→ **Supplied entries**
-=-=-
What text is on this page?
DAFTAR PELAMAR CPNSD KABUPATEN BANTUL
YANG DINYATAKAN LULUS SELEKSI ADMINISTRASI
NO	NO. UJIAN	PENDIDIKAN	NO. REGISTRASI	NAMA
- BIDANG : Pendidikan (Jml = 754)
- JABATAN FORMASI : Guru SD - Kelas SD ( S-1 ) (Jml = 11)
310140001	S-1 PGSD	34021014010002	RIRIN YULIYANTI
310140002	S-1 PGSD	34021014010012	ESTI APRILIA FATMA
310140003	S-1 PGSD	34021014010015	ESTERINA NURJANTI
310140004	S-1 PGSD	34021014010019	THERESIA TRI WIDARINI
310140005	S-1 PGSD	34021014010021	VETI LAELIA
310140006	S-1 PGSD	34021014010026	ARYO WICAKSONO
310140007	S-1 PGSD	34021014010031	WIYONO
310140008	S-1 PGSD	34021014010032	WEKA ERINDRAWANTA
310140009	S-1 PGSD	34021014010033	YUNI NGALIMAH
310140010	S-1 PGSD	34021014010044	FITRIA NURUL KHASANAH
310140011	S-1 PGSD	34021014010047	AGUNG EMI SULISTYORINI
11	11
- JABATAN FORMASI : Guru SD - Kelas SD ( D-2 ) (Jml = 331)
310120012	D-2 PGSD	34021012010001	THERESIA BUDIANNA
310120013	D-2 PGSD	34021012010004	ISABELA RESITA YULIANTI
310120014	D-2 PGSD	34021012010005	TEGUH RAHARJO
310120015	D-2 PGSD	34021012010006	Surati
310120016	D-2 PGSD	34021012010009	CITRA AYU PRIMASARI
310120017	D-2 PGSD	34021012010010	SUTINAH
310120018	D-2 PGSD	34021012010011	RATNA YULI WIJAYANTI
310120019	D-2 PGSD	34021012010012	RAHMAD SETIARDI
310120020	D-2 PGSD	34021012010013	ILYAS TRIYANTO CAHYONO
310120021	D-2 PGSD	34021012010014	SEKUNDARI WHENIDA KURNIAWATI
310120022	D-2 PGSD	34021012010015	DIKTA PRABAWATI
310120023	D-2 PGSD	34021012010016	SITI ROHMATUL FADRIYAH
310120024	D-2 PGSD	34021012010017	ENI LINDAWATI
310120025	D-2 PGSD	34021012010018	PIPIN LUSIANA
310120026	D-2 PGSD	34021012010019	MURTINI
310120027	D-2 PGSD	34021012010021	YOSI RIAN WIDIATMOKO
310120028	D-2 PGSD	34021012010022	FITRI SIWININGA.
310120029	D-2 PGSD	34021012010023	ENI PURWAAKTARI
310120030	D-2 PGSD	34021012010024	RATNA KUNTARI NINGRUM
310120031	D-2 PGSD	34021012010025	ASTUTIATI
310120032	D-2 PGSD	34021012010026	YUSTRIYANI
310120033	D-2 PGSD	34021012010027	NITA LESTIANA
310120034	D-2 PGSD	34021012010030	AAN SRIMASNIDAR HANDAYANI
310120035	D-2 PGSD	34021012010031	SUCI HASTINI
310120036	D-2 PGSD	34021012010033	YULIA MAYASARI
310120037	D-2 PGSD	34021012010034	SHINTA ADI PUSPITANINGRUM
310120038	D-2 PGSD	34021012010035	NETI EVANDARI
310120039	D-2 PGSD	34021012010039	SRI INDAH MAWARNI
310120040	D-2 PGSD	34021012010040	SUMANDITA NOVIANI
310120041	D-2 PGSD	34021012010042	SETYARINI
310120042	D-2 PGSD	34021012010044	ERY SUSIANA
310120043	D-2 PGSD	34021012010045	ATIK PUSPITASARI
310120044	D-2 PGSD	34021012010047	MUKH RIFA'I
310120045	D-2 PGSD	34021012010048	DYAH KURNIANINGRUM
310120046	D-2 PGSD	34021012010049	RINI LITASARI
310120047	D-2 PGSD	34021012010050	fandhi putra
-=-=-
→ **What the task requires**
Extract lines where the string "RATNA" occurs.

→ **Solved exercise**
310120018	D-2 PGSD	34021012010011	RATNA YULI WIJAYANTI
310120030	D-2 PGSD	34021012010024	RATNA KUNTARI NINGRUM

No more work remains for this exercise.